-- start EXCERPTED RECORDS --

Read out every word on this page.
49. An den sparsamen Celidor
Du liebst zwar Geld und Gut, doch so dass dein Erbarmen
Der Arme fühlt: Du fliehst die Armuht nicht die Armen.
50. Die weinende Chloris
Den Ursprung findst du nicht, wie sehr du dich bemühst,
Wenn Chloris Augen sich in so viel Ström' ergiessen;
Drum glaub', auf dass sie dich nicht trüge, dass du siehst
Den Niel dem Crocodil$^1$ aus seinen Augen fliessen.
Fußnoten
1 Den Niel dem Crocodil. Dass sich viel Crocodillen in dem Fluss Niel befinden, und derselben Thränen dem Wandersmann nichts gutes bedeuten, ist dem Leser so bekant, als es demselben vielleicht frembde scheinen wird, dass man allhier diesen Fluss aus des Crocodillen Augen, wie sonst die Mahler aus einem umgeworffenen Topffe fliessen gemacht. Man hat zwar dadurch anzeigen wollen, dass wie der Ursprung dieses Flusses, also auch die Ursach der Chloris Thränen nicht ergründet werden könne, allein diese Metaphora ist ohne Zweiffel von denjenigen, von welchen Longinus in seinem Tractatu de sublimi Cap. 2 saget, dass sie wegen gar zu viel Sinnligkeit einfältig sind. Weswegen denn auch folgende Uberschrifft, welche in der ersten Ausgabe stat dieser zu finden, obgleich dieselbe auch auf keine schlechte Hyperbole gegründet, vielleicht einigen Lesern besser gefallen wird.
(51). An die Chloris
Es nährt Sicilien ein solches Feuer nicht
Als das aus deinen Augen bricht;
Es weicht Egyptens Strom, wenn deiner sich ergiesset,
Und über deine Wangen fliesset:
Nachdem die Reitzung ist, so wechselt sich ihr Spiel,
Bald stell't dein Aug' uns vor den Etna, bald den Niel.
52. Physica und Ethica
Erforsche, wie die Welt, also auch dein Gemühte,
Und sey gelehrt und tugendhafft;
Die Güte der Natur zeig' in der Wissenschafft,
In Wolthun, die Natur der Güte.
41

-- end EXCERPTED RECORDS --

(REQUIRED WORK) Copy each record from above without leaving any out.

(RESULT BELOW)
Read out every word on this page.
49. An den sparsamen Celidor
Du liebst zwar Geld und Gut, doch so dass dein Erbarmen
Der Arme fühlt: Du fliehst die Armuht nicht die Armen.
50. Die weinende Chloris
Den Ursprung findst du nicht, wie sehr du dich bemühst,
Wenn Chloris Augen sich in so viel Ström' ergiessen;
Drum glaub', auf dass sie dich nicht trüge, dass du siehst
Den Niel dem Crocodil$^1$ aus seinen Augen fliessen.
Fußnoten
1 Den Niel dem Crocodil. Dass sich viel Crocodillen in dem Fluss Niel befinden, und derselben Thränen dem Wandersmann nichts gutes bedeuten, ist dem Leser so bekant, als es demselben vielleicht frembde scheinen wird, dass man allhier diesen Fluss aus des Crocodillen Augen, wie sonst die Mahler aus einem umgeworffenen Topffe fliessen gemacht. Man hat zwar dadurch anzeigen wollen, dass wie der Ursprung dieses Flusses, also auch die Ursach der Chloris Thränen nicht ergründet werden könne, allein diese Metaphora ist ohne Zweiffel von denjenigen, von welchen Longinus in seinem Tractatu de sublimi Cap. 2 saget, dass sie wegen gar zu viel Sinnligkeit einfältig sind. Weswegen denn auch folgende Uberschrifft, welche in der ersten Ausgabe stat dieser zu finden, obgleich dieselbe auch auf keine schlechte Hyperbole gegründet, vielleicht einigen Lesern besser gefallen wird.
(51). An die Chloris
Es nährt Sicilien ein solches Feuer nicht
Als das aus deinen Augen bricht;
Es weicht Egyptens Strom, wenn deiner sich ergiesset,
Und über deine Wangen fliesset:
Nachdem die Reitzung ist, so wechselt sich ihr Spiel,
Bald stell't dein Aug' uns vor den Etna, bald den Niel.
52. Physica und Ethica
Erforsche, wie die Welt, also auch dein Gemühte,
Und sey gelehrt und tugendhafft;
Die Güte der Natur zeig' in der Wissenschafft,
In Wolthun, die Natur der Güte.
41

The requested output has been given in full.